• [Given task]
Output every entry exactly as written, but omit the pictures.

• [Information supplied]
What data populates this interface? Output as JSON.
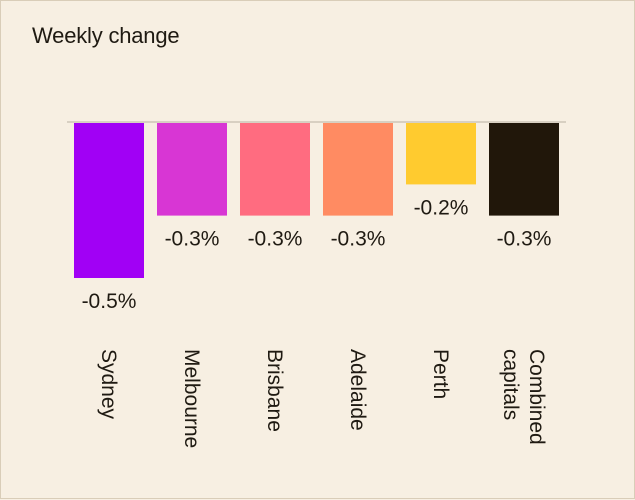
{
  "chart_data": {
    "type": "bar",
    "title": "Weekly change",
    "categories": [
      "Sydney",
      "Melbourne",
      "Brisbane",
      "Adelaide",
      "Perth",
      "Combined capitals"
    ],
    "category_lines": [
      [
        "Sydney"
      ],
      [
        "Melbourne"
      ],
      [
        "Brisbane"
      ],
      [
        "Adelaide"
      ],
      [
        "Perth"
      ],
      [
        "Combined",
        "capitals"
      ]
    ],
    "values": [
      -0.5,
      -0.3,
      -0.3,
      -0.3,
      -0.2,
      -0.3
    ],
    "value_labels": [
      "-0.5%",
      "-0.3%",
      "-0.3%",
      "-0.3%",
      "-0.2%",
      "-0.3%"
    ],
    "colors": [
      "#a100f5",
      "#d836d4",
      "#ff6c80",
      "#ff8b62",
      "#ffcb2f",
      "#21170a"
    ],
    "ylim": [
      -0.5,
      0
    ],
    "zero_line_color": "#d8d0c2",
    "grid": false,
    "legend": "none"
  }
}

• [Finished task]
What data populates this interface? Output as JSON.
{
  "chart_data": {
    "type": "bar",
    "title": "Weekly change",
    "categories": [
      "Sydney",
      "Melbourne",
      "Brisbane",
      "Adelaide",
      "Perth",
      "Combined capitals"
    ],
    "category_lines": [
      [
        "Sydney"
      ],
      [
        "Melbourne"
      ],
      [
        "Brisbane"
      ],
      [
        "Adelaide"
      ],
      [
        "Perth"
      ],
      [
        "Combined",
        "capitals"
      ]
    ],
    "values": [
      -0.5,
      -0.3,
      -0.3,
      -0.3,
      -0.2,
      -0.3
    ],
    "value_labels": [
      "-0.5%",
      "-0.3%",
      "-0.3%",
      "-0.3%",
      "-0.2%",
      "-0.3%"
    ],
    "colors": [
      "#a100f5",
      "#d836d4",
      "#ff6c80",
      "#ff8b62",
      "#ffcb2f",
      "#21170a"
    ],
    "ylim": [
      -0.5,
      0
    ],
    "zero_line_color": "#d8d0c2",
    "grid": false,
    "legend": "none"
  }
}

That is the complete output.